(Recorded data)
<<<<
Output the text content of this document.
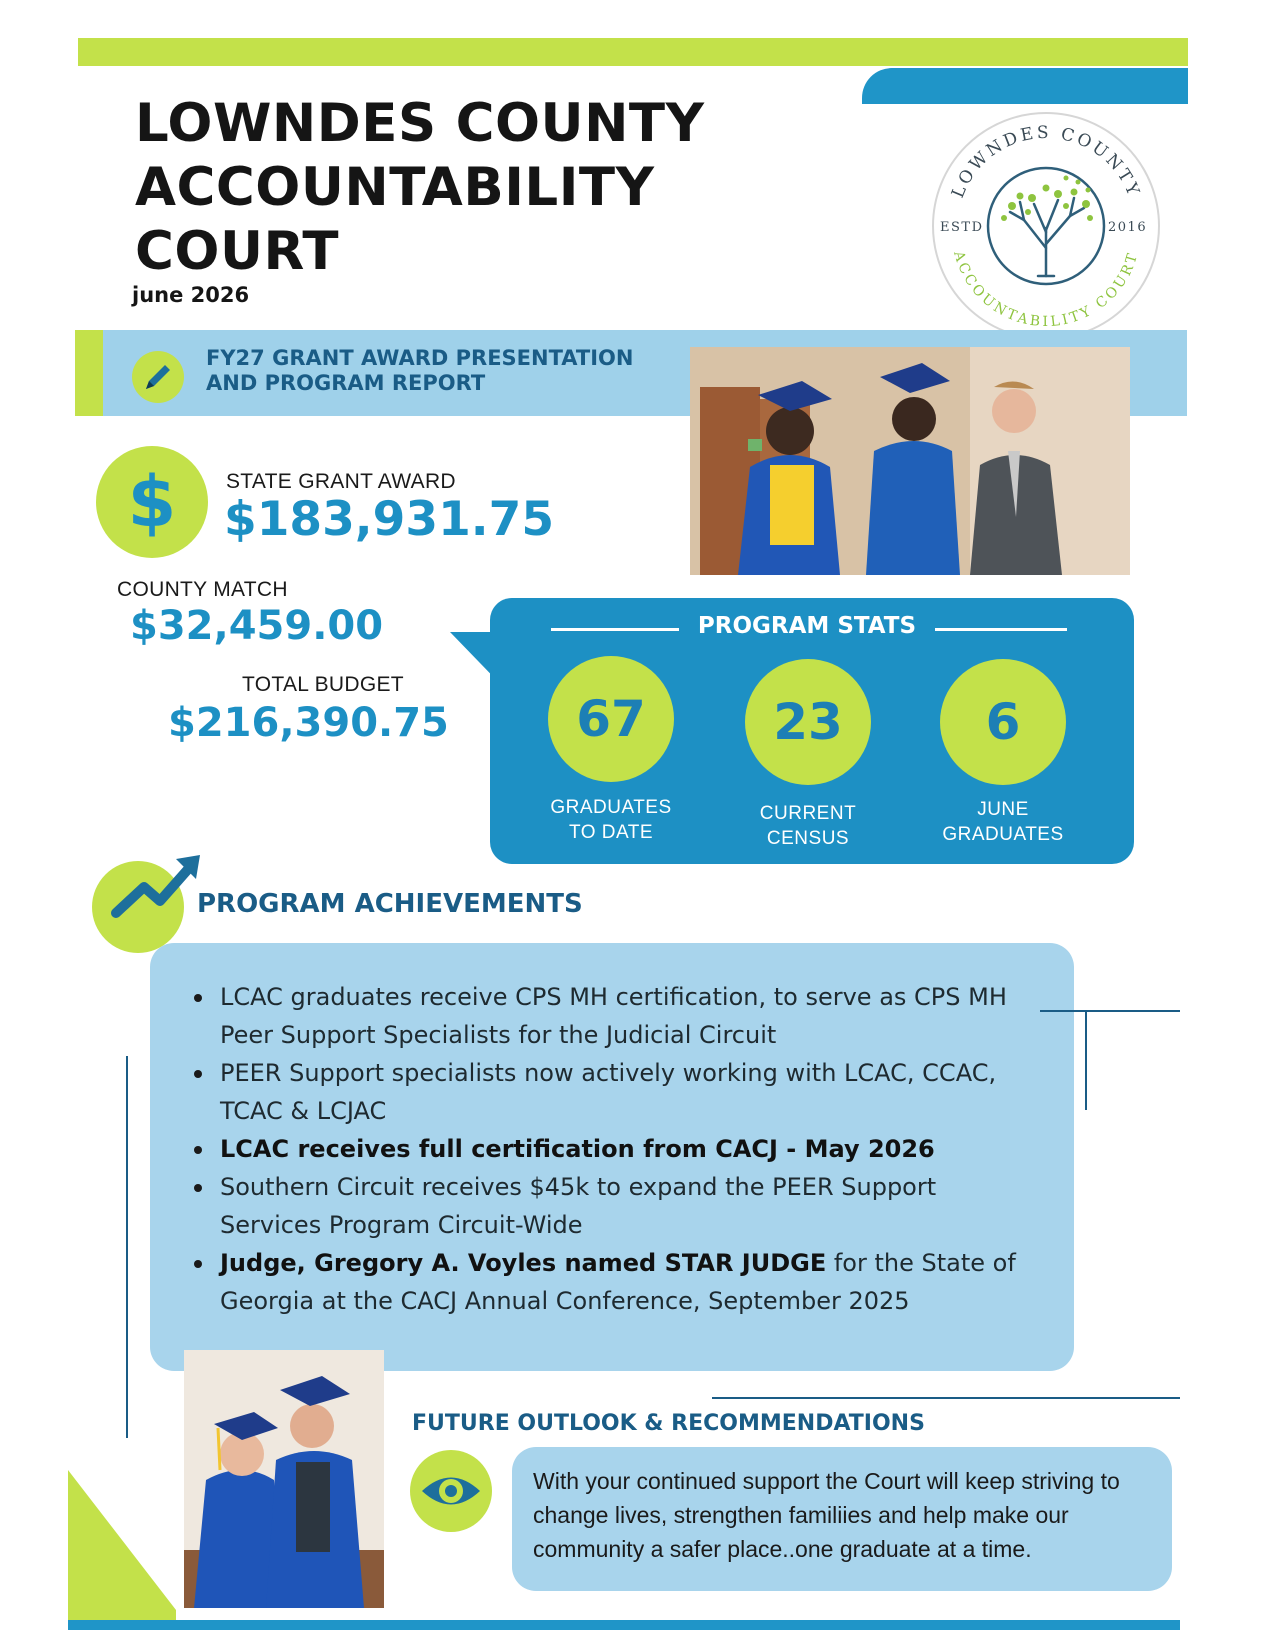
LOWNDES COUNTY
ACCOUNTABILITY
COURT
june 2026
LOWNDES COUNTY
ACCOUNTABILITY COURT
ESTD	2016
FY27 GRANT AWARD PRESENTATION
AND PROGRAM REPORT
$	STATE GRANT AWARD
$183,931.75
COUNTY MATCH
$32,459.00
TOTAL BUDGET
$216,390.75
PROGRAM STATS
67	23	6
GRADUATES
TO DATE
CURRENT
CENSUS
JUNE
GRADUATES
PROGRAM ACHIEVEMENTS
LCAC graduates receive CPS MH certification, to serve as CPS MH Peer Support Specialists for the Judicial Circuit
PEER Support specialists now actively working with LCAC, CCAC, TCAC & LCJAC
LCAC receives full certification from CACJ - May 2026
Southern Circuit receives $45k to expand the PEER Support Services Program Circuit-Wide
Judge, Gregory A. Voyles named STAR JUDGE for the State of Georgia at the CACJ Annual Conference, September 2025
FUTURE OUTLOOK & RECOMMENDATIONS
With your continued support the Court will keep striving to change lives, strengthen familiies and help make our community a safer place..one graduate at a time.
>>>>
<<<<
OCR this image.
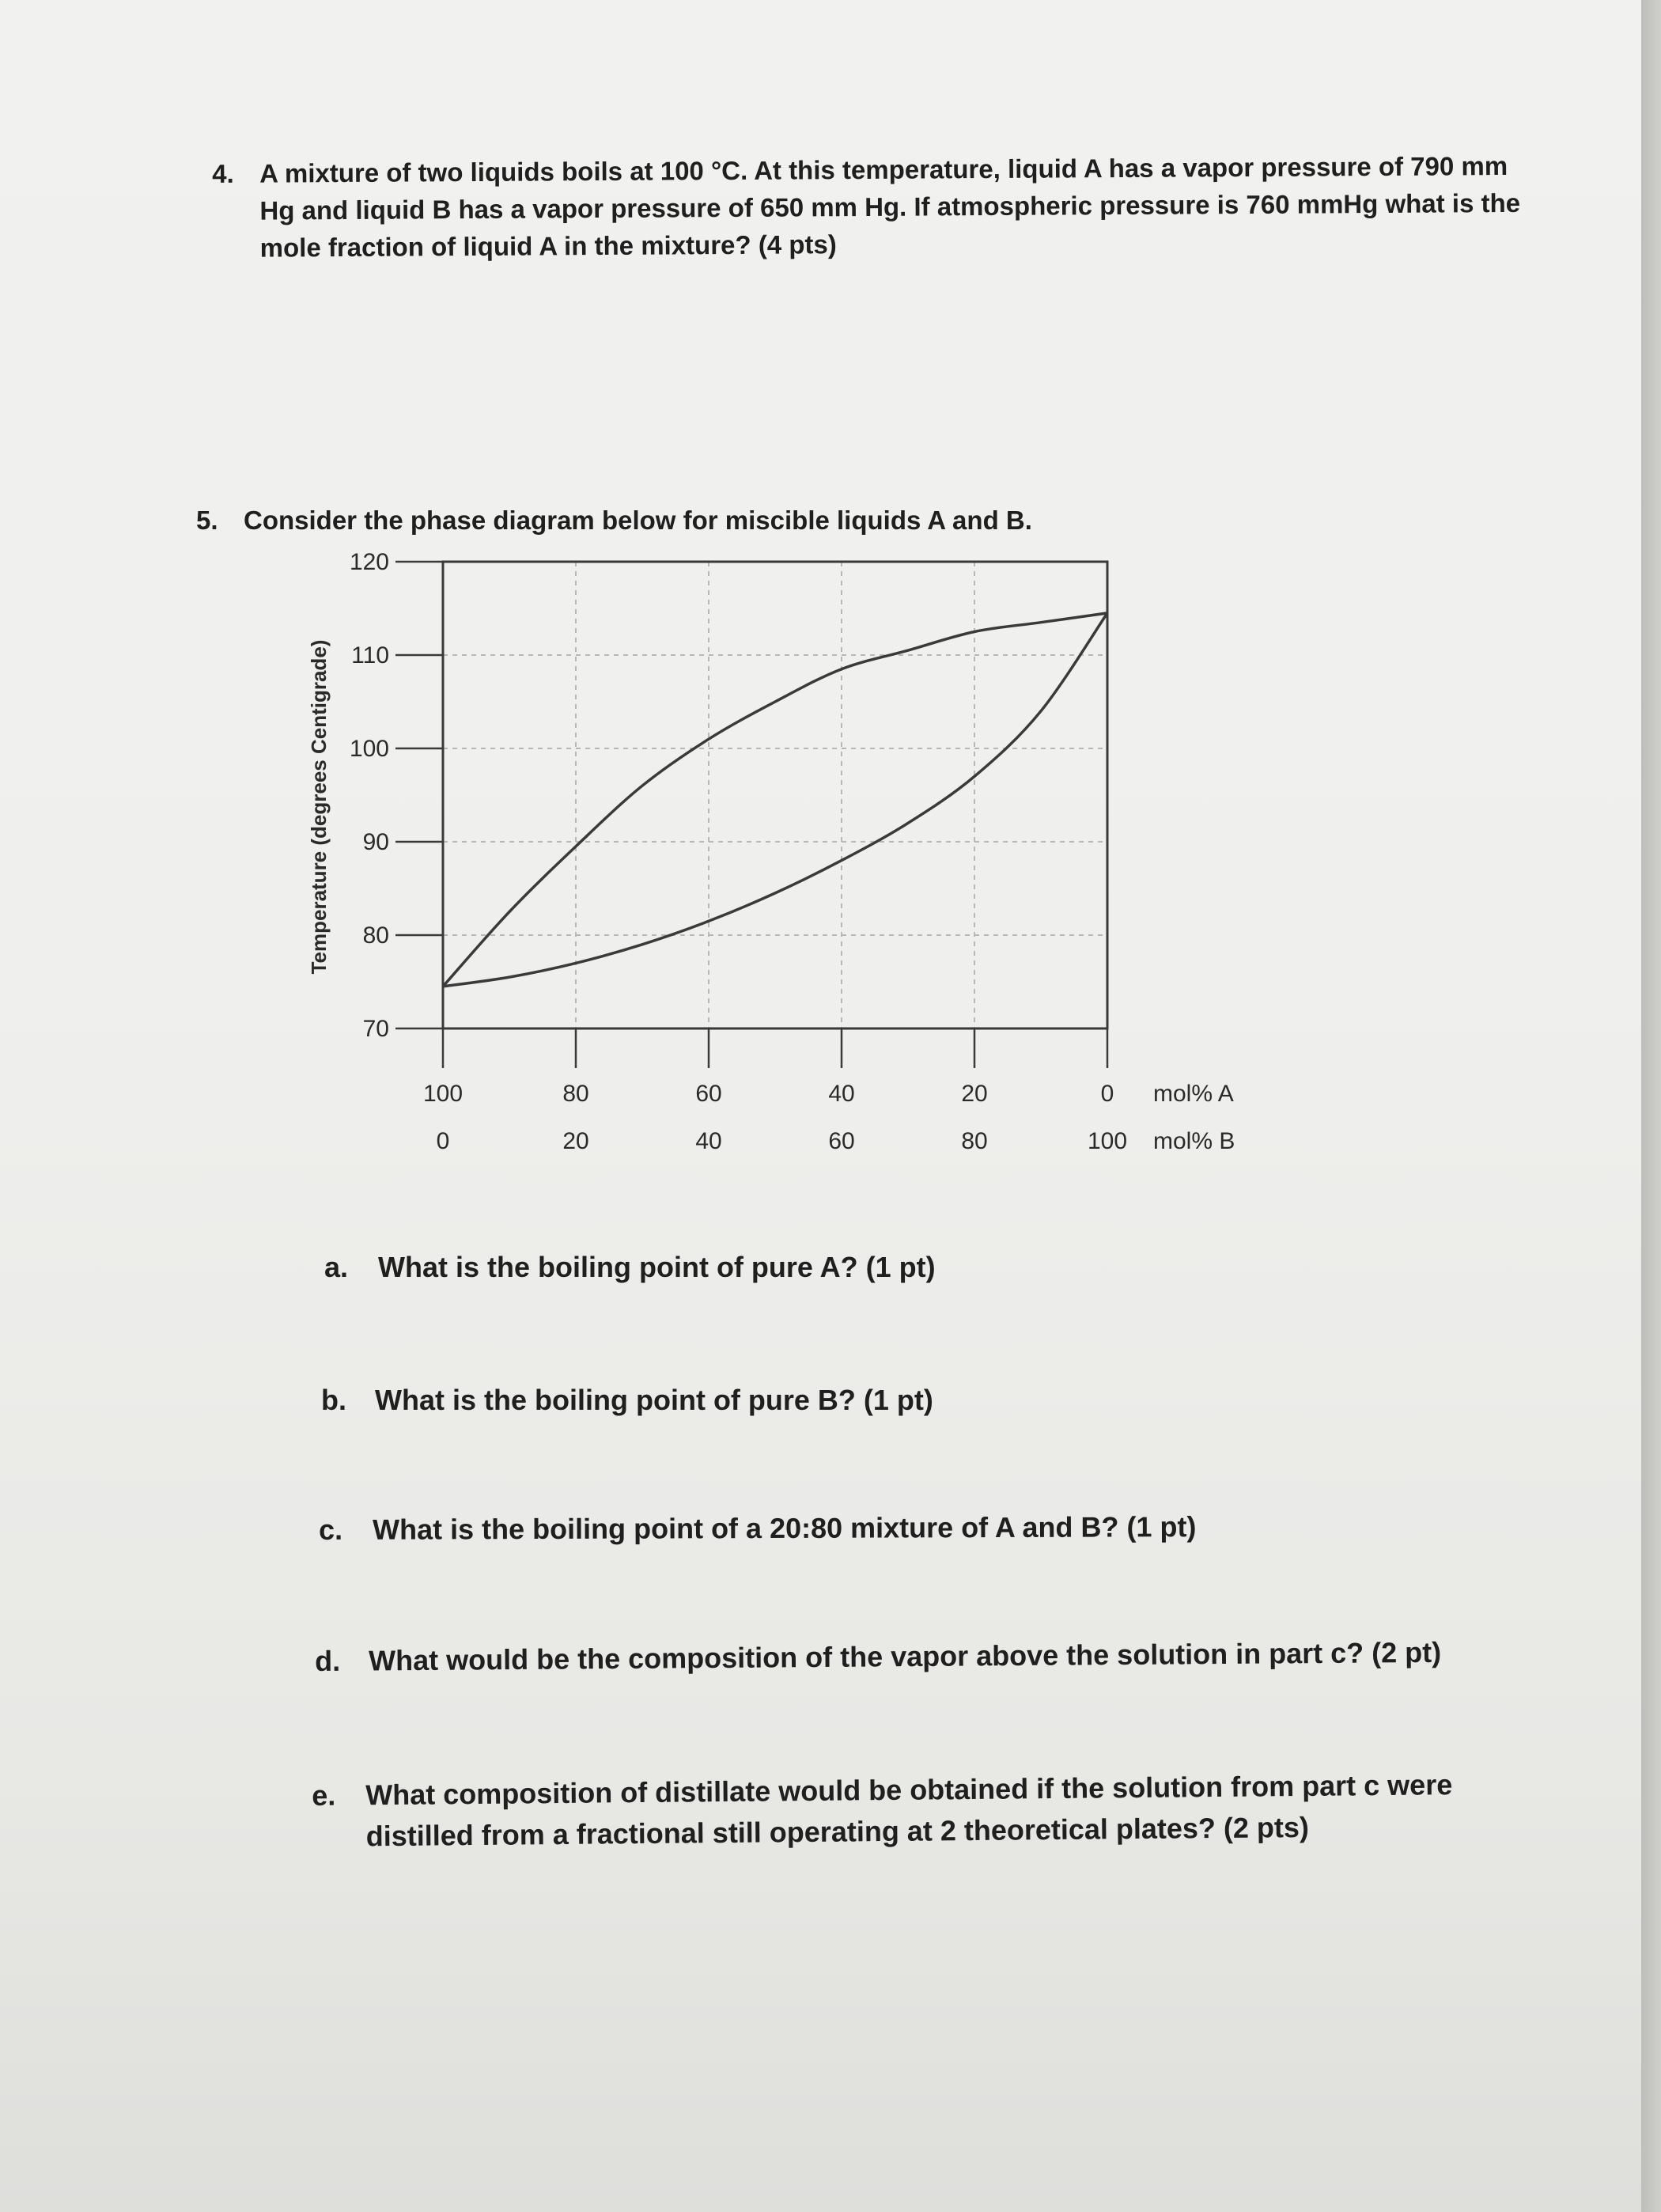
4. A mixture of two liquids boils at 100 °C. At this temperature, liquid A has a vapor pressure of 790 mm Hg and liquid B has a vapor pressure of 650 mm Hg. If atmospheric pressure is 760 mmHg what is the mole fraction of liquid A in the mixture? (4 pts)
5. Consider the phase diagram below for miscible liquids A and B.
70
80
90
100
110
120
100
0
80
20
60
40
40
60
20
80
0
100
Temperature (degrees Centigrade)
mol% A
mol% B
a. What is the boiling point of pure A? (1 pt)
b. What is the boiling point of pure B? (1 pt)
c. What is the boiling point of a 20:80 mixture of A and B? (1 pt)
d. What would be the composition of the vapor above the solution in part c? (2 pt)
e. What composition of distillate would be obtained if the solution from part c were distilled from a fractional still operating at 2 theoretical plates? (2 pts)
>>>>
__YOUR INSTRUCTIONS__:
Filter for "composition". Return all lines that hold it.

__THE COMPLETED TASK__:
d. What would be the composition of the vapor above the solution in part c? (2 pt)
e. What composition of distillate would be obtained if the solution from part c were distilled from a fractional still operating at 2 theoretical plates? (2 pts)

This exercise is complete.